Look through the data for the string "title". Copy every line where it is found.
# Material start
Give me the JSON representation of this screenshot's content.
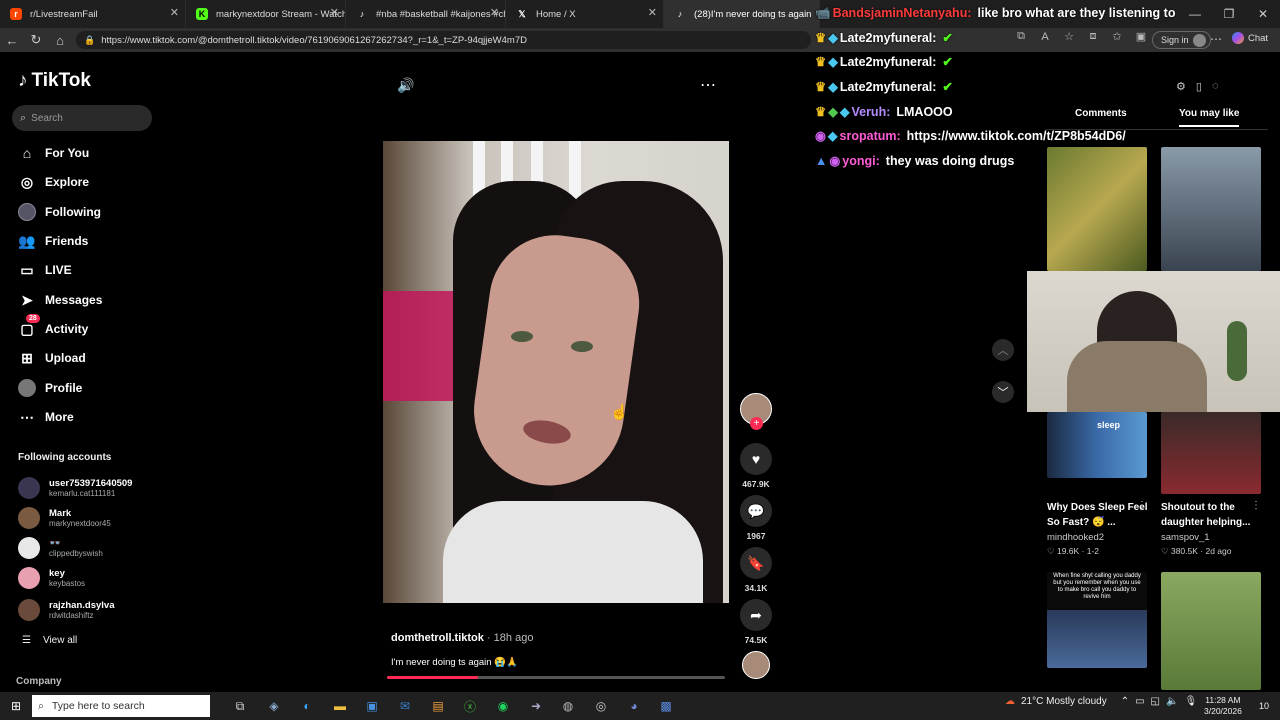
{
  "browser": {
    "tabs": [
      {
        "label": "r/LivestreamFail",
        "icon_name": "reddit-icon"
      },
      {
        "label": "markynextdoor Stream - Watch Li",
        "icon_name": "kick-icon"
      },
      {
        "label": "#nba #basketball #kaijones #char",
        "icon_name": "tiktok-icon"
      },
      {
        "label": "Home / X",
        "icon_name": "x-icon"
      },
      {
        "label": "(28)I'm never doing ts again",
        "icon_name": "tiktok-icon"
      }
    ],
    "url": "https://www.tiktok.com/@domthetroll.tiktok/video/7619069061267262734?_r=1&_t=ZP-94qjjeW4m7D",
    "signin_label": "Sign in",
    "chat_label": "Chat"
  },
  "sidebar": {
    "brand": "TikTok",
    "search_placeholder": "Search",
    "nav": [
      {
        "label": "For You",
        "icon_name": "home-icon"
      },
      {
        "label": "Explore",
        "icon_name": "compass-icon"
      },
      {
        "label": "Following",
        "icon_name": "following-avatar-icon"
      },
      {
        "label": "Friends",
        "icon_name": "friends-icon"
      },
      {
        "label": "LIVE",
        "icon_name": "live-icon"
      },
      {
        "label": "Messages",
        "icon_name": "messages-icon"
      },
      {
        "label": "Activity",
        "icon_name": "activity-icon",
        "badge": "28"
      },
      {
        "label": "Upload",
        "icon_name": "upload-icon"
      },
      {
        "label": "Profile",
        "icon_name": "profile-avatar-icon"
      },
      {
        "label": "More",
        "icon_name": "more-icon"
      }
    ],
    "following_heading": "Following accounts",
    "following": [
      {
        "name": "user753971640509",
        "handle": "kemarlu.cat111181"
      },
      {
        "name": "Mark",
        "handle": "markynextdoor45"
      },
      {
        "name": "👓",
        "handle": "clippedbyswish"
      },
      {
        "name": "key",
        "handle": "keybastos"
      },
      {
        "name": "rajzhan.dsylva",
        "handle": "rdwitdashiftz"
      }
    ],
    "view_all": "View all",
    "company": "Company"
  },
  "video": {
    "author": "domthetroll.tiktok",
    "time": "· 18h ago",
    "caption": "I'm never doing ts again 😭🙏",
    "progress": 0.27,
    "actions": {
      "likes": "467.9K",
      "comments": "1967",
      "saves": "34.1K",
      "shares": "74.5K"
    }
  },
  "chat": [
    {
      "user": "BandsjaminNetanyahu:",
      "message": "like bro what are they listening to",
      "user_color": "#ff3b3b"
    },
    {
      "user": "Late2myfuneral:",
      "message": "✔",
      "user_color": "#ffffff"
    },
    {
      "user": "Late2myfuneral:",
      "message": "✔",
      "user_color": "#ffffff"
    },
    {
      "user": "Late2myfuneral:",
      "message": "✔",
      "user_color": "#ffffff"
    },
    {
      "user": "Veruh:",
      "message": "LMAOOO",
      "user_color": "#b48cff"
    },
    {
      "user": "sropatum:",
      "message": "https://www.tiktok.com/t/ZP8b54dD6/",
      "user_color": "#ff5cd6"
    },
    {
      "user": "yongi:",
      "message": "they was doing drugs",
      "user_color": "#ff5cd6"
    }
  ],
  "right_panel": {
    "tabs": [
      "Comments",
      "You may like"
    ],
    "videos": [
      {
        "title": "Why Does Sleep Feel So Fast? 😴 ...",
        "author": "mindhooked2",
        "stats": "♡ 19.6K · 1-2"
      },
      {
        "title": "Shoutout to the daughter helping...",
        "author": "samspov_1",
        "stats": "♡ 380.5K · 2d ago"
      }
    ],
    "thumb_texts": [
      "sleep",
      "When fine shyt calling you daddy but you remember when you use to make bro call you daddy to revive him"
    ]
  },
  "taskbar": {
    "search_placeholder": "Type here to search",
    "weather": "21°C  Mostly cloudy",
    "time": "11:28 AM",
    "date": "3/20/2026",
    "notif_count": "10"
  }
}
# Material end
> _Response_
        "title": "Why Does Sleep Feel So Fast? 😴 ...",
        "title": "Shoutout to the daughter helping...",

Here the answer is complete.